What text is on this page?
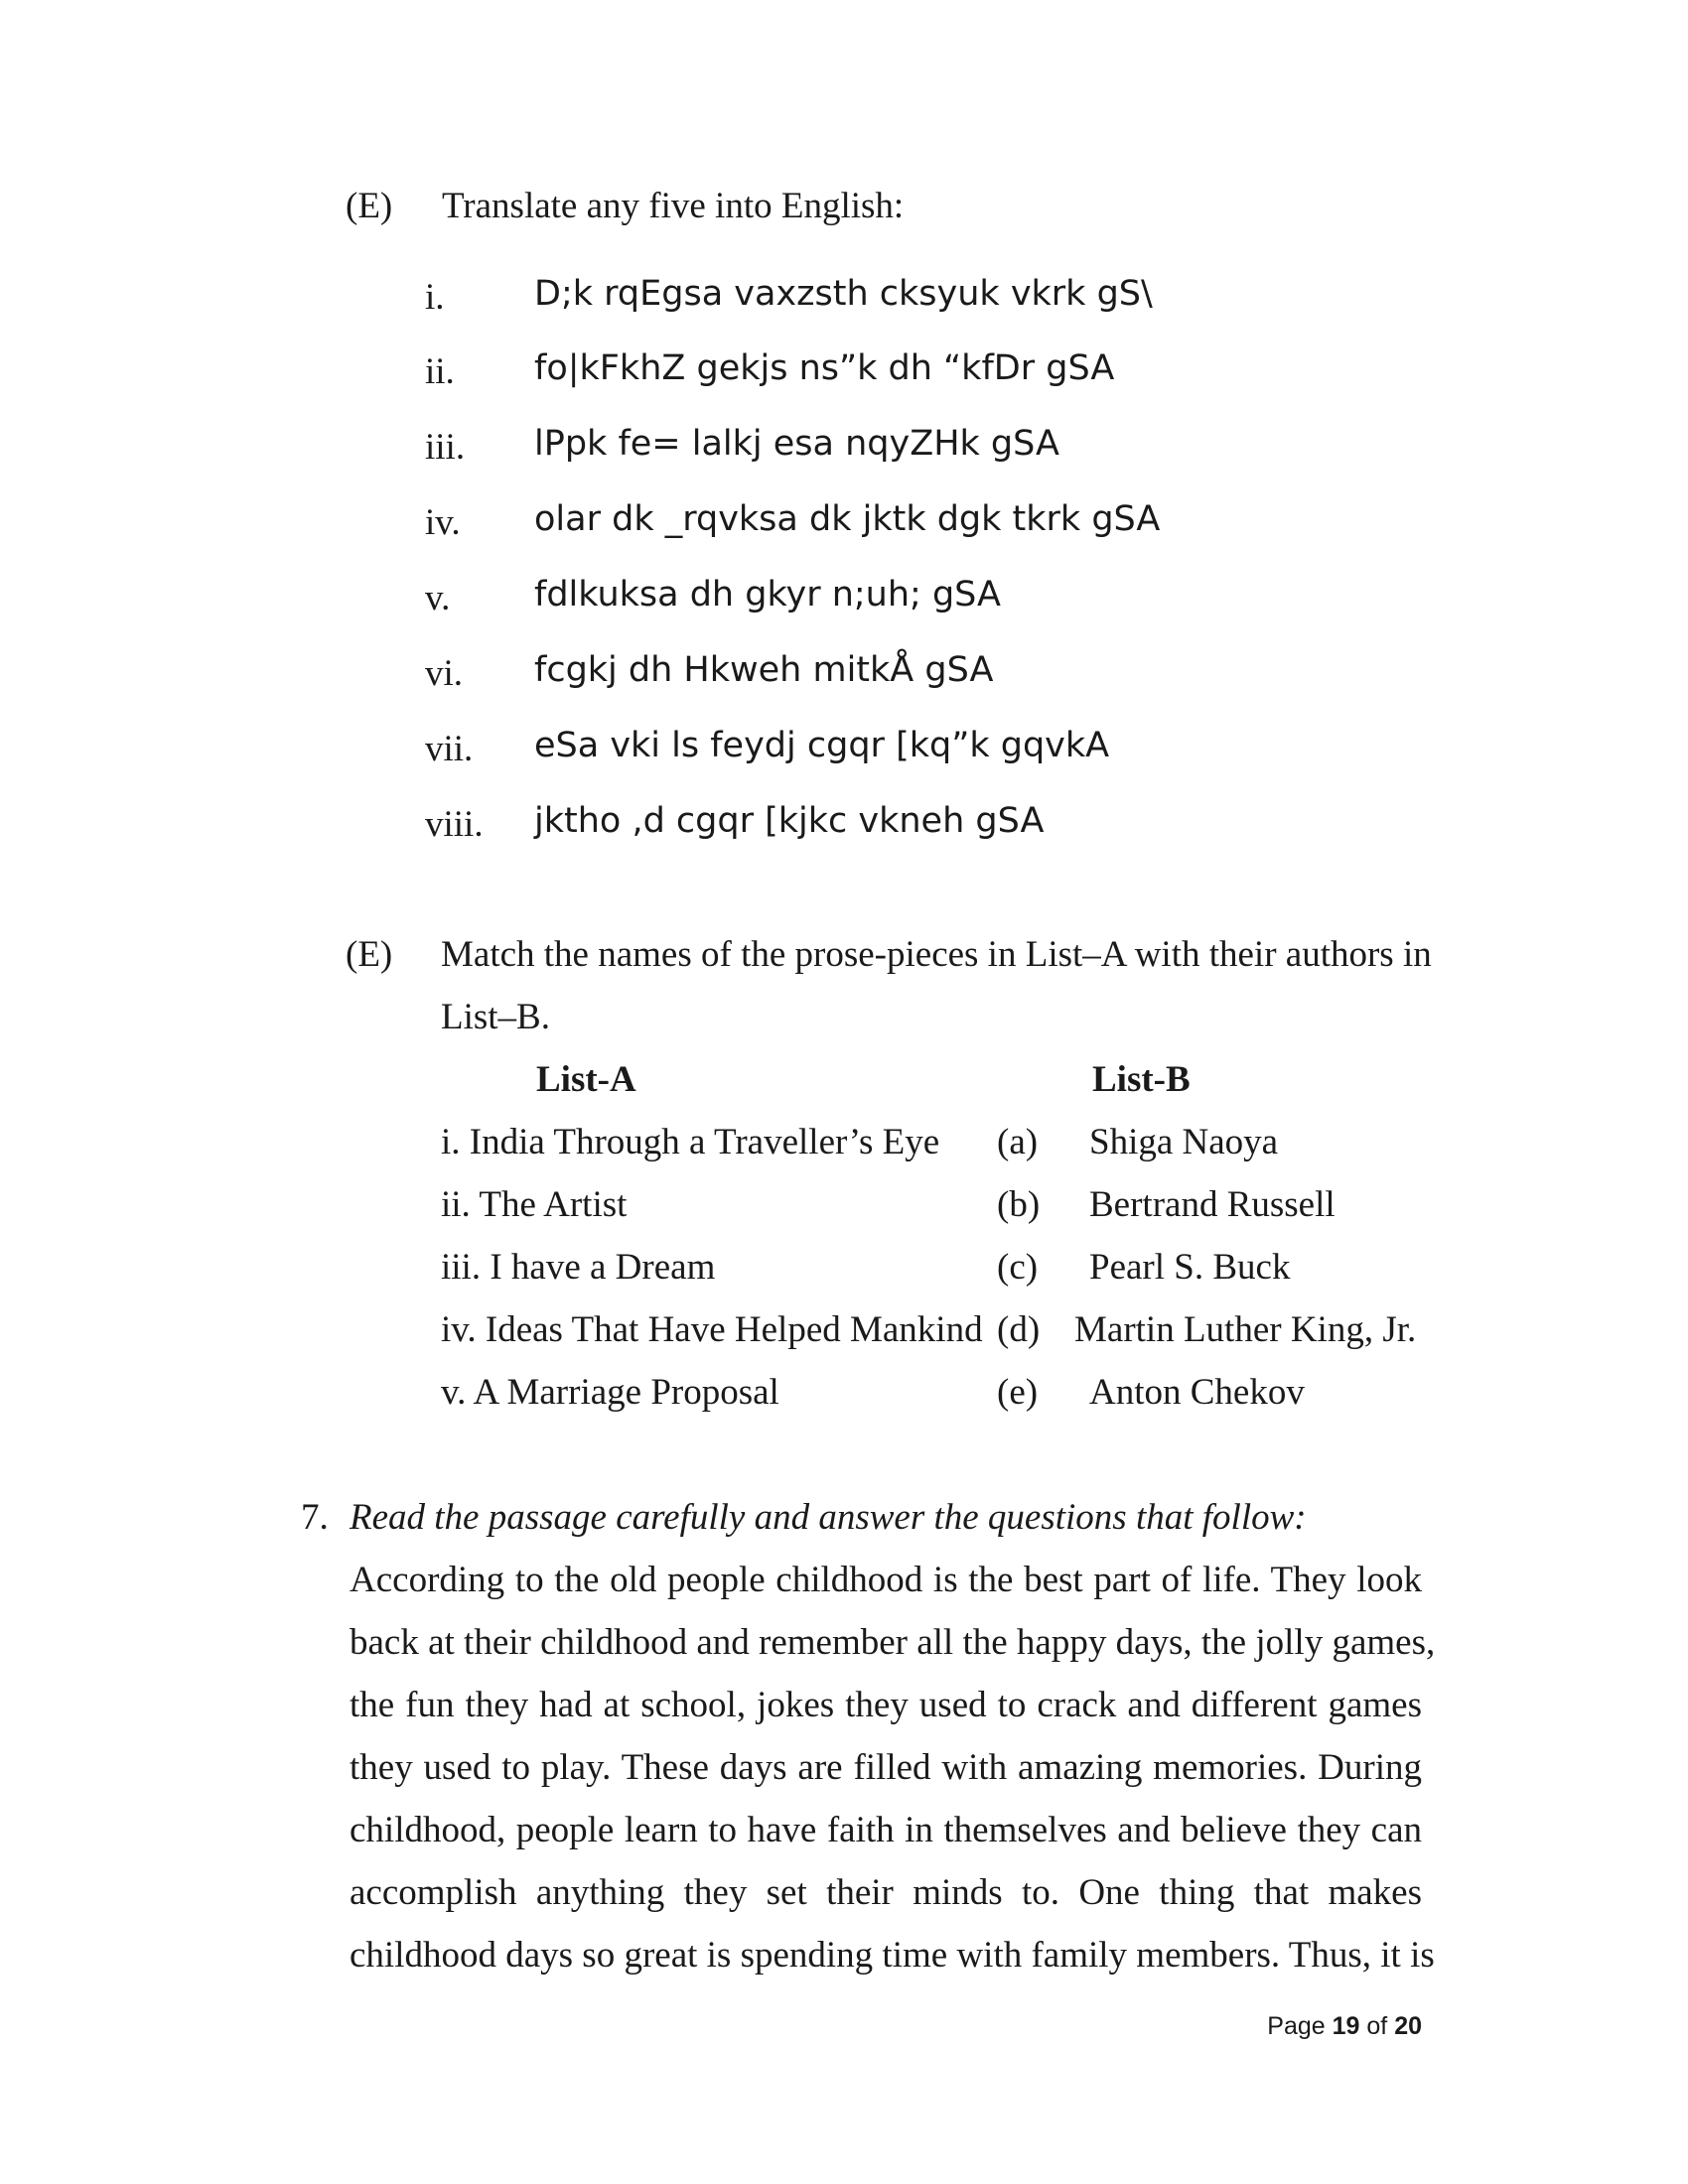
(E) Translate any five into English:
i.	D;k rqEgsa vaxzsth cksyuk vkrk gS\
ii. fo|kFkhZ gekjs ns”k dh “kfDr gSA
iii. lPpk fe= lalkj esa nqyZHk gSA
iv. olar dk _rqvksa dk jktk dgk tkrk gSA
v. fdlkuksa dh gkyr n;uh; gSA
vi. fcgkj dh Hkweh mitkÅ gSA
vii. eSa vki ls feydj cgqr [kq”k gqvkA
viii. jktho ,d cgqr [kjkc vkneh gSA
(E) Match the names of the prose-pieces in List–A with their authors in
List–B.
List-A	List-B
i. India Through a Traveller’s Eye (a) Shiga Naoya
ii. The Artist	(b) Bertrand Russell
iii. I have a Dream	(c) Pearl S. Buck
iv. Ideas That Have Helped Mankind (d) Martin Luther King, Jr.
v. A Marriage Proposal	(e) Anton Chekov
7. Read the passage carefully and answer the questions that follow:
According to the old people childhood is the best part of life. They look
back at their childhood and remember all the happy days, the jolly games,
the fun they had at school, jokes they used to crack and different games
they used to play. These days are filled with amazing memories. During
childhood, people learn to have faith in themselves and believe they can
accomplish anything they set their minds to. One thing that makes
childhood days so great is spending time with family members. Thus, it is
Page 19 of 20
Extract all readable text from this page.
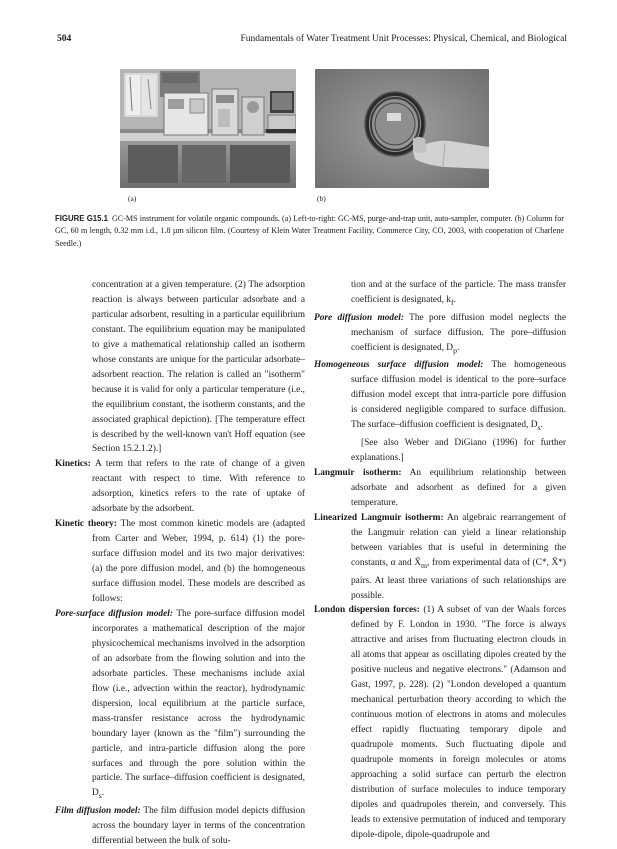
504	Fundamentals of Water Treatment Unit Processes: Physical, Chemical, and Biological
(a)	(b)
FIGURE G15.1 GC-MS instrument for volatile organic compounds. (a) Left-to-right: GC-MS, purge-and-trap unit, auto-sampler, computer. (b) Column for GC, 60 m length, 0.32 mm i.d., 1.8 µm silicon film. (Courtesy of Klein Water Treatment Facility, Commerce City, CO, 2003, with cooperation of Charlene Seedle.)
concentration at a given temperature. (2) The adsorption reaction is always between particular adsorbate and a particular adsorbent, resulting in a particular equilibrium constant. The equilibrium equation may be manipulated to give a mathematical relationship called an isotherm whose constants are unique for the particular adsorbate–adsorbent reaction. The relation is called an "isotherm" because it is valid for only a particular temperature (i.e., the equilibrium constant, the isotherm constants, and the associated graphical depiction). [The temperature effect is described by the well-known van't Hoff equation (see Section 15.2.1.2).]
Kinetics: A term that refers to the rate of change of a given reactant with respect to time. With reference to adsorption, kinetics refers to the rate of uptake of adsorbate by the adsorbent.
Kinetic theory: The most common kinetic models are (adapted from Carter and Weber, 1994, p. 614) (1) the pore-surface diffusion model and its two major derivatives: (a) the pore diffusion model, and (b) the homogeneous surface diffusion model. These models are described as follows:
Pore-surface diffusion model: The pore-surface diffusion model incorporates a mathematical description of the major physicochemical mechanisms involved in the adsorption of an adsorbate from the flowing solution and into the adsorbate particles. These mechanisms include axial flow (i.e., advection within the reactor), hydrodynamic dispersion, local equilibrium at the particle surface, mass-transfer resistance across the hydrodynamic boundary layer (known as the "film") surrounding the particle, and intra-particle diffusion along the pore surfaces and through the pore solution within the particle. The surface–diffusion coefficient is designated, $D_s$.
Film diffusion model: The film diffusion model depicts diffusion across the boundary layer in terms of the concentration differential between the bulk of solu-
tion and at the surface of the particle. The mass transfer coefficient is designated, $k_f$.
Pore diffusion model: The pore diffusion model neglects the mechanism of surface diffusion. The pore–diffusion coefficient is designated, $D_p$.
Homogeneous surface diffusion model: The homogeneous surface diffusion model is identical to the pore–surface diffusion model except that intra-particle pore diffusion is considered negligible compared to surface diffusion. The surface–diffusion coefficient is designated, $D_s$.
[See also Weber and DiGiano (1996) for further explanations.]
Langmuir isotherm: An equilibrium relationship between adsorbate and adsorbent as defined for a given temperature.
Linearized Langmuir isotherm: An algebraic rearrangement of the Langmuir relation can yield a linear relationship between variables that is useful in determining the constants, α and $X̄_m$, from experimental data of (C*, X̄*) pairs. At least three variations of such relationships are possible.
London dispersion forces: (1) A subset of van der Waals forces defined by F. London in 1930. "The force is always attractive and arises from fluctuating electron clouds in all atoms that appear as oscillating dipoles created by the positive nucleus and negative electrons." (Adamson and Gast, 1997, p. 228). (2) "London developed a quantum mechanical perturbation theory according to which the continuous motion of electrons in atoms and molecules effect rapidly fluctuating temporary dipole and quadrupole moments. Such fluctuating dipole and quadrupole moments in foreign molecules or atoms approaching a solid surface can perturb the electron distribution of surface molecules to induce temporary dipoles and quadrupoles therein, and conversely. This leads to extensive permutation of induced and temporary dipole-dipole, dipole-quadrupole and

* _To do_
Without including any picture, repeat the data exactly.

* _Task response_
What text is on this page?
(E) Translate any five into English:
i.	D;k rqEgsa vaxzsth cksyuk vkrk gS\
ii. fo|kFkhZ gekjs ns”k dh “kfDr gSA
iii. lPpk fe= lalkj esa nqyZHk gSA
iv. olar dk _rqvksa dk jktk dgk tkrk gSA
v. fdlkuksa dh gkyr n;uh; gSA
vi. fcgkj dh Hkweh mitkÅ gSA
vii. eSa vki ls feydj cgqr [kq”k gqvkA
viii. jktho ,d cgqr [kjkc vkneh gSA
(E) Match the names of the prose-pieces in List–A with their authors in
List–B.
List-A	List-B
i. India Through a Traveller’s Eye (a) Shiga Naoya
ii. The Artist	(b) Bertrand Russell
iii. I have a Dream	(c) Pearl S. Buck
iv. Ideas That Have Helped Mankind (d) Martin Luther King, Jr.
v. A Marriage Proposal	(e) Anton Chekov
7. Read the passage carefully and answer the questions that follow:
According to the old people childhood is the best part of life. They look
back at their childhood and remember all the happy days, the jolly games,
the fun they had at school, jokes they used to crack and different games
they used to play. These days are filled with amazing memories. During
childhood, people learn to have faith in themselves and believe they can
accomplish anything they set their minds to. One thing that makes
childhood days so great is spending time with family members. Thus, it is
Page 19 of 20
Extract all readable text from this page.
504	Fundamentals of Water Treatment Unit Processes: Physical, Chemical, and Biological
(a)	(b)
FIGURE G15.1 GC-MS instrument for volatile organic compounds. (a) Left-to-right: GC-MS, purge-and-trap unit, auto-sampler, computer. (b) Column for GC, 60 m length, 0.32 mm i.d., 1.8 µm silicon film. (Courtesy of Klein Water Treatment Facility, Commerce City, CO, 2003, with cooperation of Charlene Seedle.)
concentration at a given temperature. (2) The adsorption reaction is always between particular adsorbate and a particular adsorbent, resulting in a particular equilibrium constant. The equilibrium equation may be manipulated to give a mathematical relationship called an isotherm whose constants are unique for the particular adsorbate–adsorbent reaction. The relation is called an "isotherm" because it is valid for only a particular temperature (i.e., the equilibrium constant, the isotherm constants, and the associated graphical depiction). [The temperature effect is described by the well-known van't Hoff equation (see Section 15.2.1.2).]
Kinetics: A term that refers to the rate of change of a given reactant with respect to time. With reference to adsorption, kinetics refers to the rate of uptake of adsorbate by the adsorbent.
Kinetic theory: The most common kinetic models are (adapted from Carter and Weber, 1994, p. 614) (1) the pore-surface diffusion model and its two major derivatives: (a) the pore diffusion model, and (b) the homogeneous surface diffusion model. These models are described as follows:
Pore-surface diffusion model: The pore-surface diffusion model incorporates a mathematical description of the major physicochemical mechanisms involved in the adsorption of an adsorbate from the flowing solution and into the adsorbate particles. These mechanisms include axial flow (i.e., advection within the reactor), hydrodynamic dispersion, local equilibrium at the particle surface, mass-transfer resistance across the hydrodynamic boundary layer (known as the "film") surrounding the particle, and intra-particle diffusion along the pore surfaces and through the pore solution within the particle. The surface–diffusion coefficient is designated, $D_s$.
Film diffusion model: The film diffusion model depicts diffusion across the boundary layer in terms of the concentration differential between the bulk of solu-
tion and at the surface of the particle. The mass transfer coefficient is designated, $k_f$.
Pore diffusion model: The pore diffusion model neglects the mechanism of surface diffusion. The pore–diffusion coefficient is designated, $D_p$.
Homogeneous surface diffusion model: The homogeneous surface diffusion model is identical to the pore–surface diffusion model except that intra-particle pore diffusion is considered negligible compared to surface diffusion. The surface–diffusion coefficient is designated, $D_s$.
[See also Weber and DiGiano (1996) for further explanations.]
Langmuir isotherm: An equilibrium relationship between adsorbate and adsorbent as defined for a given temperature.
Linearized Langmuir isotherm: An algebraic rearrangement of the Langmuir relation can yield a linear relationship between variables that is useful in determining the constants, α and $X̄_m$, from experimental data of (C*, X̄*) pairs. At least three variations of such relationships are possible.
London dispersion forces: (1) A subset of van der Waals forces defined by F. London in 1930. "The force is always attractive and arises from fluctuating electron clouds in all atoms that appear as oscillating dipoles created by the positive nucleus and negative electrons." (Adamson and Gast, 1997, p. 228). (2) "London developed a quantum mechanical perturbation theory according to which the continuous motion of electrons in atoms and molecules effect rapidly fluctuating temporary dipole and quadrupole moments. Such fluctuating dipole and quadrupole moments in foreign molecules or atoms approaching a solid surface can perturb the electron distribution of surface molecules to induce temporary dipoles and quadrupoles therein, and conversely. This leads to extensive permutation of induced and temporary dipole-dipole, dipole-quadrupole and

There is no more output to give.